Could you extract, word for word, the part of the text below on wearing amulets that opens with the words containing "One may adduce" and closes with "his Adhkar…. (#264)."?

Extract to read:
START

Malik ibn Anas said: To hang writings of Allah's Names upon oneself is permitted for healing and blessing but not for protection against the evil eye [see Abu Hayyan, Tafsir al bahr al-muhit 6:74]. `Abd Allah ibn `Amr used to hang a protective
invocation taught by the Prophet around the necks of his young children. (Abu Dawud and Tirmidhi - hasan)

`A'isha said:

"Whatever is worn after the descent of calamity is not an amulet (laysa min al-tama'im)."... As for seeking cure (istishfa') with the Qur'an whether worn on oneself or not then it is no shirk at all: the

Prophet said:

"Whoever hangs something (upon oneself), he is left to it for protection." Therefore who hangs Qur'an is certainly taken under Allah's protection, and He will not leave him to other than Him. Wearing a ruqya is accepted by: Ibn al-Musayyib, ad-Dahhak, Ja’far as-Sadiq, and Ibn Sirin."

We ask,

 "How did he miss the explanation of Imaam Nawawi in his in al-Majmu' sharh al-muhadhdhab?”.

One may adduce as evidence for their permissibility [amulets (ta'wiz) containing protective or healing words (ruqya, hijab)]

The hadith of `Amr ibn Shu’ayb, from his father, from his grandfather [`Amr ibn al-`As], that the Messenger of Allah (Allah bless him and give him peace) used to teach them for fearful situations the words:

“a’udhu bi kalimatillah al-tammat min ghadabihi wa sharri
`ibadihi wa min hamazat al-shayatina wa an yahdurun’’

{I seek refuge in Allah's perfect words from His wrath, from the evil
of His servants, from the whispered insinuations of devils, and lest they come to me}.

 `Abd Allah ibn `Amr [in Tirmidhi and Abu Dawud: Abd Allah ibn `Umar] used to teach these words to those of his sons who had reached the age of reason, and used to write them and hang them upon those who had not.

The hadith is related in Abu Dawud, Nawawi included it in his Adhkar…. (#264).

END

Data provided:
START

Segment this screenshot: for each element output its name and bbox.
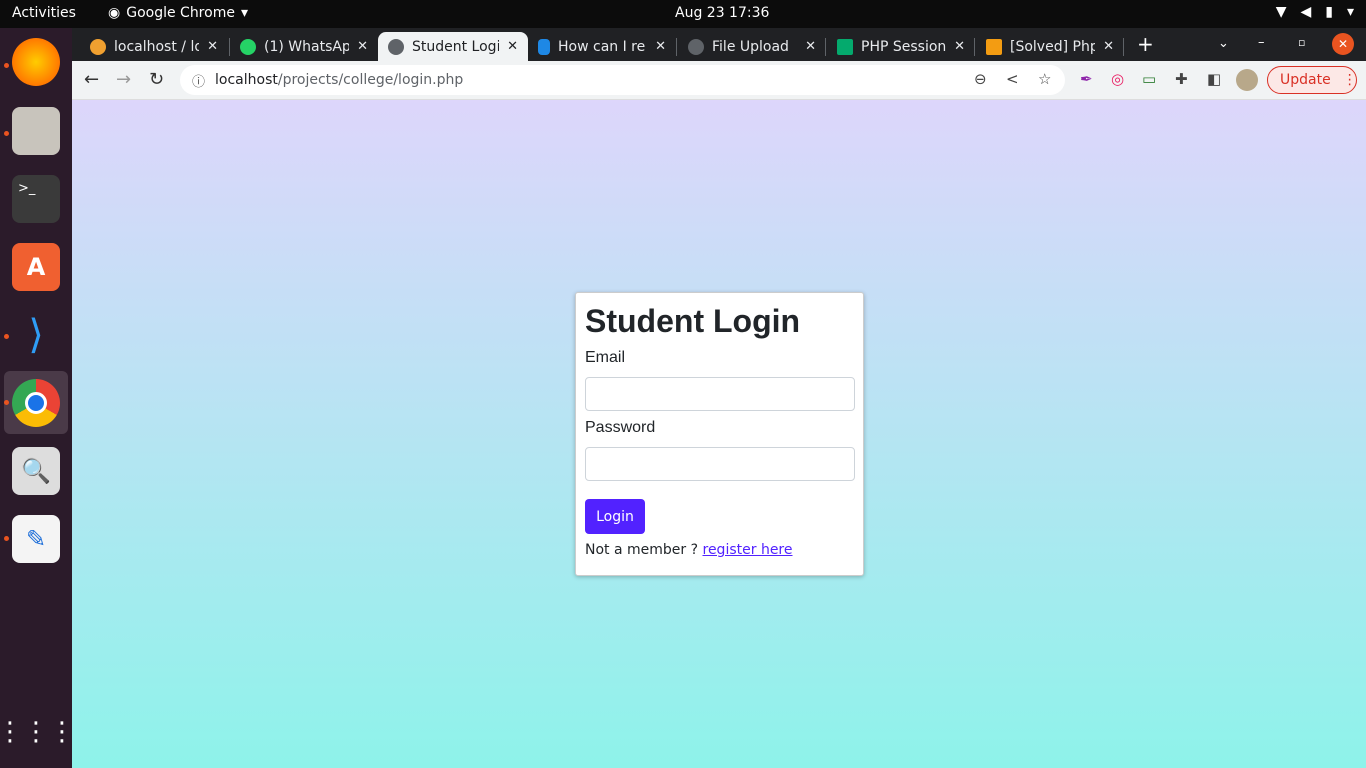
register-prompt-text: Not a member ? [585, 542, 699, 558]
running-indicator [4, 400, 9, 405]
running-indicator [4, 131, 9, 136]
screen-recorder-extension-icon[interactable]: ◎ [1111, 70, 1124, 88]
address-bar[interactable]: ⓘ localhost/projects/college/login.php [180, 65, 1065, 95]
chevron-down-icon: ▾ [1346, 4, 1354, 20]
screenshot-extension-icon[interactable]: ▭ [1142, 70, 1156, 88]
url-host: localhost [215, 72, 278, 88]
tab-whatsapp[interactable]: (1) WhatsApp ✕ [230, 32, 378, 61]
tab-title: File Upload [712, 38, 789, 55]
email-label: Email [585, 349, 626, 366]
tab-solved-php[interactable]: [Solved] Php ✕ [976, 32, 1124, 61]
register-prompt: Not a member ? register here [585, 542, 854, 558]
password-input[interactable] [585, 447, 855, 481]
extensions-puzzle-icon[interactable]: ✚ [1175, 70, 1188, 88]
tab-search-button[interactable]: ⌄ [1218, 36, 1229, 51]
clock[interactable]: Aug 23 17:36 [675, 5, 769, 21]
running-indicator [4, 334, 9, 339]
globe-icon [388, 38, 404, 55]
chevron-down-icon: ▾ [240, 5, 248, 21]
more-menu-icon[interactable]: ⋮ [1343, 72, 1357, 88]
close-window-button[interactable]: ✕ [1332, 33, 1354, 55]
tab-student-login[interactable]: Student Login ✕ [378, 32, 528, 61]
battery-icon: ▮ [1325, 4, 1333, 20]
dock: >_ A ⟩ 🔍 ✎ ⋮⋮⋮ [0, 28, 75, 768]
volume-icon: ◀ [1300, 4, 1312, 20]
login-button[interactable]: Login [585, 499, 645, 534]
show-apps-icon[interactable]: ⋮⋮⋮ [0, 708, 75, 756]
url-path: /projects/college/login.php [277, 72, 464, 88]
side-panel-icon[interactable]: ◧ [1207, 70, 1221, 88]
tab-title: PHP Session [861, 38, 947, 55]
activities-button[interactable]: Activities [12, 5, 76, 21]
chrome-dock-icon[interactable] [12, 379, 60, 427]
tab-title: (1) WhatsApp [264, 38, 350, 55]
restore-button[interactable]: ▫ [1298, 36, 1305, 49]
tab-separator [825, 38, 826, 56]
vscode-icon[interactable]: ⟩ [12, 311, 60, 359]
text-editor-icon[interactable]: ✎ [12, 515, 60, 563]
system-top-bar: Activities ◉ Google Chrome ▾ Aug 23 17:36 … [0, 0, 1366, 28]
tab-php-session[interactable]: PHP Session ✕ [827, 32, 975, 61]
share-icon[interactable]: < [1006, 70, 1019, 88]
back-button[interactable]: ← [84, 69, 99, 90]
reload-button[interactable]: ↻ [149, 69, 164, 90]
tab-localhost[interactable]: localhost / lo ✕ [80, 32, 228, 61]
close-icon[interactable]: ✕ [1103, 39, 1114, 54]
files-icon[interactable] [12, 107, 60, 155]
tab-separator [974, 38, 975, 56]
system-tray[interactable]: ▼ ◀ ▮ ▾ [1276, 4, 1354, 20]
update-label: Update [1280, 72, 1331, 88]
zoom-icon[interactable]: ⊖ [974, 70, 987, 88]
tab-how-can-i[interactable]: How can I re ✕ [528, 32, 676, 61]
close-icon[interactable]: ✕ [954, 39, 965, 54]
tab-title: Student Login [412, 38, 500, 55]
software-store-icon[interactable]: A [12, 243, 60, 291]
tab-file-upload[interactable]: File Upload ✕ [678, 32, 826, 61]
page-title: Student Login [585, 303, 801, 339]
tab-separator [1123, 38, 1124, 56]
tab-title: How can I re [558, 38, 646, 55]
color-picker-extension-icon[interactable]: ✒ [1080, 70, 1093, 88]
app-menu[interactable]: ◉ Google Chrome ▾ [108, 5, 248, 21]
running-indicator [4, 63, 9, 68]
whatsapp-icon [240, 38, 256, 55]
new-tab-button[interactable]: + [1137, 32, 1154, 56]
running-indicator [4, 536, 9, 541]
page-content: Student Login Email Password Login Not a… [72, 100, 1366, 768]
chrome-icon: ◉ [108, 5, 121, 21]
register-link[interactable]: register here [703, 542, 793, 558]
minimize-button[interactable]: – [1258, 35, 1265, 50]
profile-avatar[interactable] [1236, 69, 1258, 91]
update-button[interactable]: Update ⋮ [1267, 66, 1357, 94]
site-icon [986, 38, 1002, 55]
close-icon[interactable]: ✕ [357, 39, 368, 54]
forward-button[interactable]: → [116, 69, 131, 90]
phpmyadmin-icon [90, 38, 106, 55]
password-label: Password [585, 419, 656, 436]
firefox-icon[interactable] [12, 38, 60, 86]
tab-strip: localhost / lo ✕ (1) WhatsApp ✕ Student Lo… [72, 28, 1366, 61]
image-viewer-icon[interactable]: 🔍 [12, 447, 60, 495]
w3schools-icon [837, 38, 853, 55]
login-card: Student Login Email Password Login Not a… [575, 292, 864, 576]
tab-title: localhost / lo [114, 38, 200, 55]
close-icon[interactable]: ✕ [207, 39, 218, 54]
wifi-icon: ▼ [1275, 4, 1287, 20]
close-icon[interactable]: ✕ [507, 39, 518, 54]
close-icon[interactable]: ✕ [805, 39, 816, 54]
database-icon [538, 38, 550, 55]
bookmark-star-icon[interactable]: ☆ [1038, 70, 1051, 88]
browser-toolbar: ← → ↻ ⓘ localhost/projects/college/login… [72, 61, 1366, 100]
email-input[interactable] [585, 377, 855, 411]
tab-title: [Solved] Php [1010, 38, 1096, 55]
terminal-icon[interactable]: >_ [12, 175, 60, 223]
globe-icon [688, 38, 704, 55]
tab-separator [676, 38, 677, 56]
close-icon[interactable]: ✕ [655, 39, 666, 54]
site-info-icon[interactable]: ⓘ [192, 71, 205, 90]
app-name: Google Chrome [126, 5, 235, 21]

END
START

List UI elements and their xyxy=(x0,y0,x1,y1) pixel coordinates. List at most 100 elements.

END

Output for this exercise:
One may adduce as evidence for their permissibility [amulets (ta'wiz) containing protective or healing words (ruqya, hijab)]

The hadith of `Amr ibn Shu’ayb, from his father, from his grandfather [`Amr ibn al-`As], that the Messenger of Allah (Allah bless him and give him peace) used to teach them for fearful situations the words:

“a’udhu bi kalimatillah al-tammat min ghadabihi wa sharri
`ibadihi wa min hamazat al-shayatina wa an yahdurun’’

{I seek refuge in Allah's perfect words from His wrath, from the evil
of His servants, from the whispered insinuations of devils, and lest they come to me}.

 `Abd Allah ibn `Amr [in Tirmidhi and Abu Dawud: Abd Allah ibn `Umar] used to teach these words to those of his sons who had reached the age of reason, and used to write them and hang them upon those who had not.

The hadith is related in Abu Dawud, Nawawi included it in his Adhkar…. (#264).